▸ STATED PROBLEM:
Return every record below exactly as written, omitting any pictures.

▸ SOURCE DATA:

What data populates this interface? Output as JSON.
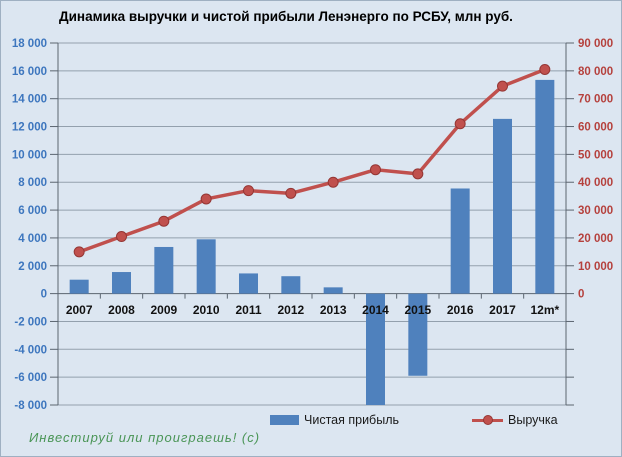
{
  "frame": {
    "background_color": "#dce6f1",
    "border_color": "#9fb0c2"
  },
  "chart": {
    "title": "Динамика выручки и чистой прибыли Ленэнерго по РСБУ, млн руб.",
    "legend": {
      "bar_label": "Чистая прибыль",
      "line_label": "Выручка"
    }
  },
  "footer": {
    "watermark": "Инвестируй или проиграешь! (c)"
  },
  "chart_data": {
    "type": "combo_bar_line",
    "title": "Динамика выручки и чистой прибыли Ленэнерго по РСБУ, млн руб.",
    "categories": [
      "2007",
      "2008",
      "2009",
      "2010",
      "2011",
      "2012",
      "2013",
      "2014",
      "2015",
      "2016",
      "2017",
      "12m*"
    ],
    "series": [
      {
        "name": "Чистая прибыль",
        "type": "bar",
        "axis": "left",
        "values": [
          1000,
          1550,
          3350,
          3900,
          1450,
          1250,
          450,
          -8000,
          -5900,
          7550,
          12550,
          15350
        ]
      },
      {
        "name": "Выручка",
        "type": "line",
        "axis": "right",
        "values": [
          15000,
          20500,
          26000,
          34000,
          37000,
          36000,
          40000,
          44500,
          43000,
          61000,
          74500,
          80500
        ]
      }
    ],
    "left_axis": {
      "min": -8000,
      "max": 18000,
      "step": 2000,
      "tick_labels": [
        "18 000",
        "16 000",
        "14 000",
        "12 000",
        "10 000",
        "8 000",
        "6 000",
        "4 000",
        "2 000",
        "0",
        "-2 000",
        "-4 000",
        "-6 000",
        "-8 000"
      ]
    },
    "right_axis": {
      "min": 0,
      "max": 90000,
      "step": 10000,
      "tick_labels": [
        "90 000",
        "80 000",
        "70 000",
        "60 000",
        "50 000",
        "40 000",
        "30 000",
        "20 000",
        "10 000",
        "0"
      ]
    },
    "grid": true,
    "legend_position": "bottom",
    "colors": {
      "bar": "#4f81bd",
      "line": "#c0504d",
      "marker_edge": "#943634",
      "grid": "#93a0ad",
      "axis": "#5b6570",
      "left_labels": "#3d76be",
      "right_labels": "#b5413d",
      "x_labels": "#111111"
    }
  }
}
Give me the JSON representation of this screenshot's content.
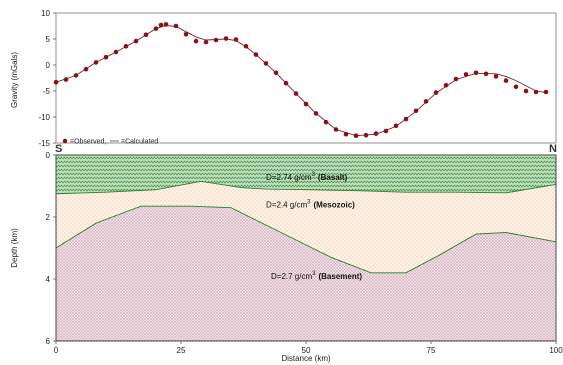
{
  "chart_data": [
    {
      "type": "line",
      "ylabel": "Gravity (mGals)",
      "xlim": [
        0,
        100
      ],
      "ylim": [
        -15,
        10
      ],
      "y_ticks": [
        "10",
        "5",
        "0",
        "-5",
        "-10",
        "-15"
      ],
      "legend": {
        "observed": "=Observed,",
        "calculated": "=Calculated",
        "position": "bottom-left"
      },
      "series": [
        {
          "name": "Observed",
          "style": "red dots",
          "x": [
            0,
            2,
            4,
            6,
            8,
            10,
            12,
            14,
            16,
            18,
            20,
            21,
            22,
            24,
            26,
            28,
            30,
            32,
            34,
            36,
            38,
            40,
            42,
            44,
            46,
            48,
            50,
            52,
            54,
            56,
            58,
            60,
            62,
            64,
            66,
            68,
            70,
            72,
            74,
            76,
            78,
            80,
            82,
            84,
            86,
            88,
            90,
            92,
            94,
            96,
            98
          ],
          "y": [
            -3.3,
            -2.8,
            -2.0,
            -0.8,
            0.5,
            1.5,
            2.5,
            3.6,
            4.6,
            5.8,
            7.0,
            7.7,
            7.8,
            7.5,
            5.9,
            4.6,
            4.4,
            4.8,
            5.1,
            4.9,
            3.6,
            2.0,
            0.3,
            -1.5,
            -3.5,
            -5.5,
            -7.5,
            -9.3,
            -11.0,
            -12.4,
            -13.3,
            -13.6,
            -13.5,
            -13.2,
            -12.7,
            -11.7,
            -10.4,
            -8.8,
            -7.0,
            -5.3,
            -3.9,
            -2.7,
            -1.8,
            -1.5,
            -1.7,
            -2.2,
            -3.0,
            -4.2,
            -5.0,
            -5.2,
            -5.2
          ]
        },
        {
          "name": "Calculated",
          "style": "thin dark line",
          "x": [
            0,
            4,
            8,
            12,
            16,
            20,
            22,
            24,
            26,
            28,
            30,
            32,
            34,
            36,
            38,
            40,
            44,
            48,
            52,
            56,
            60,
            64,
            68,
            72,
            76,
            80,
            84,
            88,
            90,
            92,
            96,
            98
          ],
          "y": [
            -3.3,
            -2.0,
            0.5,
            2.5,
            4.6,
            7.0,
            7.6,
            7.4,
            6.4,
            5.4,
            4.8,
            4.9,
            5.0,
            4.7,
            3.5,
            2.0,
            -1.5,
            -5.5,
            -9.3,
            -12.4,
            -13.6,
            -13.3,
            -11.8,
            -8.9,
            -5.4,
            -2.8,
            -1.6,
            -1.7,
            -2.2,
            -3.0,
            -5.0,
            -5.3
          ]
        }
      ]
    },
    {
      "type": "area",
      "xlabel": "Distance (km)",
      "ylabel": "Depth (km)",
      "xlim": [
        0,
        100
      ],
      "ylim": [
        0,
        6
      ],
      "y_reversed": true,
      "x_ticks": [
        "0",
        "25",
        "50",
        "75",
        "100"
      ],
      "y_ticks": [
        "0",
        "2",
        "4",
        "6"
      ],
      "corner_labels": {
        "left": "S",
        "right": "N"
      },
      "layers": [
        {
          "name": "Basalt",
          "label_prefix": "D=2.74 g/cm",
          "label_sup": "3",
          "label_name": "(Basalt)",
          "label_pos": [
            42,
            0.8
          ],
          "color": "#2e8b2e",
          "bottom_x": [
            0,
            10,
            20,
            29,
            37,
            42,
            50,
            60,
            70,
            80,
            90,
            100
          ],
          "bottom_y": [
            1.25,
            1.2,
            1.12,
            0.85,
            1.05,
            1.1,
            1.12,
            1.15,
            1.2,
            1.2,
            1.22,
            0.95
          ]
        },
        {
          "name": "Mesozoic",
          "label_prefix": "D=2.4 g/cm",
          "label_sup": "3",
          "label_name": "(Mesozoic)",
          "label_pos": [
            42,
            1.7
          ],
          "color": "#e07a4a"
        },
        {
          "name": "Basement",
          "label_prefix": "D=2.7 g/cm",
          "label_sup": "3",
          "label_name": "(Basement)",
          "label_pos": [
            43,
            4.0
          ],
          "color": "#8a4a6a",
          "top_x": [
            0,
            8,
            17,
            27,
            35,
            45,
            55,
            63,
            70,
            77,
            84,
            90,
            100
          ],
          "top_y": [
            3.0,
            2.2,
            1.65,
            1.65,
            1.7,
            2.5,
            3.3,
            3.8,
            3.8,
            3.2,
            2.55,
            2.5,
            2.8
          ]
        }
      ]
    }
  ]
}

▸ THE OUTPUT:
What data populates this interface? Output as JSON.
{
  "frame": {
    "background_color": "#dce6f1",
    "border_color": "#9fb0c2"
  },
  "chart": {
    "title": "Динамика выручки и чистой прибыли Ленэнерго по РСБУ, млн руб.",
    "legend": {
      "bar_label": "Чистая прибыль",
      "line_label": "Выручка"
    }
  },
  "footer": {
    "watermark": "Инвестируй или проиграешь! (c)"
  },
  "chart_data": {
    "type": "combo_bar_line",
    "title": "Динамика выручки и чистой прибыли Ленэнерго по РСБУ, млн руб.",
    "categories": [
      "2007",
      "2008",
      "2009",
      "2010",
      "2011",
      "2012",
      "2013",
      "2014",
      "2015",
      "2016",
      "2017",
      "12m*"
    ],
    "series": [
      {
        "name": "Чистая прибыль",
        "type": "bar",
        "axis": "left",
        "values": [
          1000,
          1550,
          3350,
          3900,
          1450,
          1250,
          450,
          -8000,
          -5900,
          7550,
          12550,
          15350
        ]
      },
      {
        "name": "Выручка",
        "type": "line",
        "axis": "right",
        "values": [
          15000,
          20500,
          26000,
          34000,
          37000,
          36000,
          40000,
          44500,
          43000,
          61000,
          74500,
          80500
        ]
      }
    ],
    "left_axis": {
      "min": -8000,
      "max": 18000,
      "step": 2000,
      "tick_labels": [
        "18 000",
        "16 000",
        "14 000",
        "12 000",
        "10 000",
        "8 000",
        "6 000",
        "4 000",
        "2 000",
        "0",
        "-2 000",
        "-4 000",
        "-6 000",
        "-8 000"
      ]
    },
    "right_axis": {
      "min": 0,
      "max": 90000,
      "step": 10000,
      "tick_labels": [
        "90 000",
        "80 000",
        "70 000",
        "60 000",
        "50 000",
        "40 000",
        "30 000",
        "20 000",
        "10 000",
        "0"
      ]
    },
    "grid": true,
    "legend_position": "bottom",
    "colors": {
      "bar": "#4f81bd",
      "line": "#c0504d",
      "marker_edge": "#943634",
      "grid": "#93a0ad",
      "axis": "#5b6570",
      "left_labels": "#3d76be",
      "right_labels": "#b5413d",
      "x_labels": "#111111"
    }
  }
}
Give me the JSON representation of this screenshot's content.
{
  "chart_data": [
    {
      "type": "line",
      "ylabel": "Gravity (mGals)",
      "xlim": [
        0,
        100
      ],
      "ylim": [
        -15,
        10
      ],
      "y_ticks": [
        "10",
        "5",
        "0",
        "-5",
        "-10",
        "-15"
      ],
      "legend": {
        "observed": "=Observed,",
        "calculated": "=Calculated",
        "position": "bottom-left"
      },
      "series": [
        {
          "name": "Observed",
          "style": "red dots",
          "x": [
            0,
            2,
            4,
            6,
            8,
            10,
            12,
            14,
            16,
            18,
            20,
            21,
            22,
            24,
            26,
            28,
            30,
            32,
            34,
            36,
            38,
            40,
            42,
            44,
            46,
            48,
            50,
            52,
            54,
            56,
            58,
            60,
            62,
            64,
            66,
            68,
            70,
            72,
            74,
            76,
            78,
            80,
            82,
            84,
            86,
            88,
            90,
            92,
            94,
            96,
            98
          ],
          "y": [
            -3.3,
            -2.8,
            -2.0,
            -0.8,
            0.5,
            1.5,
            2.5,
            3.6,
            4.6,
            5.8,
            7.0,
            7.7,
            7.8,
            7.5,
            5.9,
            4.6,
            4.4,
            4.8,
            5.1,
            4.9,
            3.6,
            2.0,
            0.3,
            -1.5,
            -3.5,
            -5.5,
            -7.5,
            -9.3,
            -11.0,
            -12.4,
            -13.3,
            -13.6,
            -13.5,
            -13.2,
            -12.7,
            -11.7,
            -10.4,
            -8.8,
            -7.0,
            -5.3,
            -3.9,
            -2.7,
            -1.8,
            -1.5,
            -1.7,
            -2.2,
            -3.0,
            -4.2,
            -5.0,
            -5.2,
            -5.2
          ]
        },
        {
          "name": "Calculated",
          "style": "thin dark line",
          "x": [
            0,
            4,
            8,
            12,
            16,
            20,
            22,
            24,
            26,
            28,
            30,
            32,
            34,
            36,
            38,
            40,
            44,
            48,
            52,
            56,
            60,
            64,
            68,
            72,
            76,
            80,
            84,
            88,
            90,
            92,
            96,
            98
          ],
          "y": [
            -3.3,
            -2.0,
            0.5,
            2.5,
            4.6,
            7.0,
            7.6,
            7.4,
            6.4,
            5.4,
            4.8,
            4.9,
            5.0,
            4.7,
            3.5,
            2.0,
            -1.5,
            -5.5,
            -9.3,
            -12.4,
            -13.6,
            -13.3,
            -11.8,
            -8.9,
            -5.4,
            -2.8,
            -1.6,
            -1.7,
            -2.2,
            -3.0,
            -5.0,
            -5.3
          ]
        }
      ]
    },
    {
      "type": "area",
      "xlabel": "Distance (km)",
      "ylabel": "Depth (km)",
      "xlim": [
        0,
        100
      ],
      "ylim": [
        0,
        6
      ],
      "y_reversed": true,
      "x_ticks": [
        "0",
        "25",
        "50",
        "75",
        "100"
      ],
      "y_ticks": [
        "0",
        "2",
        "4",
        "6"
      ],
      "corner_labels": {
        "left": "S",
        "right": "N"
      },
      "layers": [
        {
          "name": "Basalt",
          "label_prefix": "D=2.74 g/cm",
          "label_sup": "3",
          "label_name": "(Basalt)",
          "label_pos": [
            42,
            0.8
          ],
          "color": "#2e8b2e",
          "bottom_x": [
            0,
            10,
            20,
            29,
            37,
            42,
            50,
            60,
            70,
            80,
            90,
            100
          ],
          "bottom_y": [
            1.25,
            1.2,
            1.12,
            0.85,
            1.05,
            1.1,
            1.12,
            1.15,
            1.2,
            1.2,
            1.22,
            0.95
          ]
        },
        {
          "name": "Mesozoic",
          "label_prefix": "D=2.4 g/cm",
          "label_sup": "3",
          "label_name": "(Mesozoic)",
          "label_pos": [
            42,
            1.7
          ],
          "color": "#e07a4a"
        },
        {
          "name": "Basement",
          "label_prefix": "D=2.7 g/cm",
          "label_sup": "3",
          "label_name": "(Basement)",
          "label_pos": [
            43,
            4.0
          ],
          "color": "#8a4a6a",
          "top_x": [
            0,
            8,
            17,
            27,
            35,
            45,
            55,
            63,
            70,
            77,
            84,
            90,
            100
          ],
          "top_y": [
            3.0,
            2.2,
            1.65,
            1.65,
            1.7,
            2.5,
            3.3,
            3.8,
            3.8,
            3.2,
            2.55,
            2.5,
            2.8
          ]
        }
      ]
    }
  ]
}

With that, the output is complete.